» EXERCISE REQUIREMENTS: Repeat the records below exactly, leaving out any pictures.
▽
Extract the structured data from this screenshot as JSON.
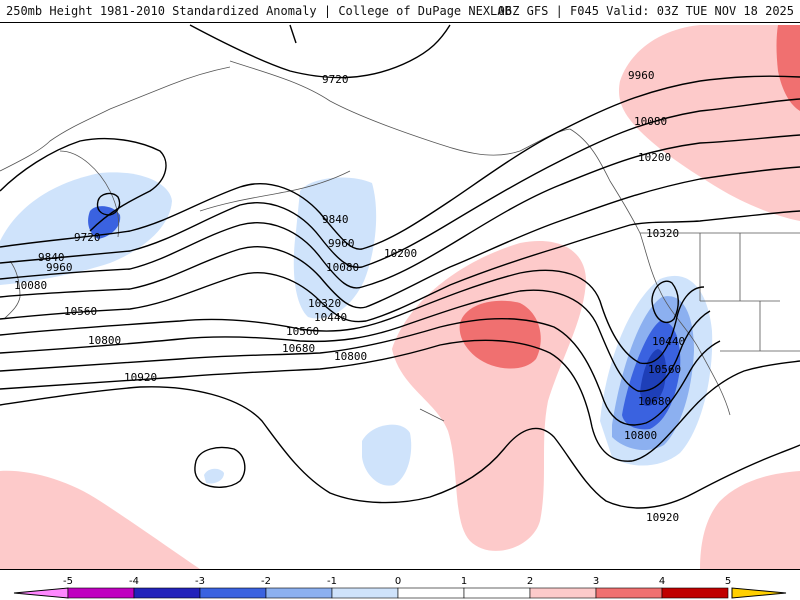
{
  "header": {
    "left": "250mb Height 1981-2010 Standardized Anomaly | College of DuPage NEXLAB",
    "right": "06Z GFS | F045 Valid: 03Z TUE NOV 18 2025"
  },
  "contour_labels": {
    "c9720_n": "9720",
    "c9960_ne": "9960",
    "c10080_ne": "10080",
    "c10200_ne": "10200",
    "c9720_w": "9720",
    "c9840_w": "9840",
    "c9960_w": "9960",
    "c10080_w": "10080",
    "c10560_w": "10560",
    "c10800_w": "10800",
    "c10920_w": "10920",
    "c9840_c": "9840",
    "c9960_c": "9960",
    "c10080_c": "10080",
    "c10200_c": "10200",
    "c10320_c": "10320",
    "c10440_c": "10440",
    "c10560_c": "10560",
    "c10680_c": "10680",
    "c10800_c": "10800",
    "c10320_e": "10320",
    "c10440_e": "10440",
    "c10560_e": "10560",
    "c10680_e": "10680",
    "c10800_e": "10800",
    "c10920_se": "10920"
  },
  "colorbar": {
    "ticks": [
      "-5",
      "-4",
      "-3",
      "-2",
      "-1",
      "0",
      "1",
      "2",
      "3",
      "4",
      "5"
    ],
    "colors": [
      "#c000c0",
      "#2222bb",
      "#3a62e0",
      "#8cb0f0",
      "#cfe3fb",
      "#ffffff",
      "#ffffff",
      "#fdcaca",
      "#f07070",
      "#c00000",
      "#ffa200"
    ],
    "end_colors": {
      "left": "#ff88ff",
      "right": "#ffd000"
    }
  },
  "anomaly_colors": {
    "neg1": "#cfe3fb",
    "neg2": "#8cb0f0",
    "neg3": "#3a62e0",
    "neg4": "#1e3fb8",
    "pos1": "#fdcaca",
    "pos2": "#f07070"
  }
}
△
» FULL RESPONSE:
Extract the structured data from this screenshot as JSON.
{
  "header": {
    "left": "250mb Height 1981-2010 Standardized Anomaly | College of DuPage NEXLAB",
    "right": "06Z GFS | F045 Valid: 03Z TUE NOV 18 2025"
  },
  "contour_labels": {
    "c9720_n": "9720",
    "c9960_ne": "9960",
    "c10080_ne": "10080",
    "c10200_ne": "10200",
    "c9720_w": "9720",
    "c9840_w": "9840",
    "c9960_w": "9960",
    "c10080_w": "10080",
    "c10560_w": "10560",
    "c10800_w": "10800",
    "c10920_w": "10920",
    "c9840_c": "9840",
    "c9960_c": "9960",
    "c10080_c": "10080",
    "c10200_c": "10200",
    "c10320_c": "10320",
    "c10440_c": "10440",
    "c10560_c": "10560",
    "c10680_c": "10680",
    "c10800_c": "10800",
    "c10320_e": "10320",
    "c10440_e": "10440",
    "c10560_e": "10560",
    "c10680_e": "10680",
    "c10800_e": "10800",
    "c10920_se": "10920"
  },
  "colorbar": {
    "ticks": [
      "-5",
      "-4",
      "-3",
      "-2",
      "-1",
      "0",
      "1",
      "2",
      "3",
      "4",
      "5"
    ],
    "colors": [
      "#c000c0",
      "#2222bb",
      "#3a62e0",
      "#8cb0f0",
      "#cfe3fb",
      "#ffffff",
      "#ffffff",
      "#fdcaca",
      "#f07070",
      "#c00000",
      "#ffa200"
    ],
    "end_colors": {
      "left": "#ff88ff",
      "right": "#ffd000"
    }
  },
  "anomaly_colors": {
    "neg1": "#cfe3fb",
    "neg2": "#8cb0f0",
    "neg3": "#3a62e0",
    "neg4": "#1e3fb8",
    "pos1": "#fdcaca",
    "pos2": "#f07070"
  }
}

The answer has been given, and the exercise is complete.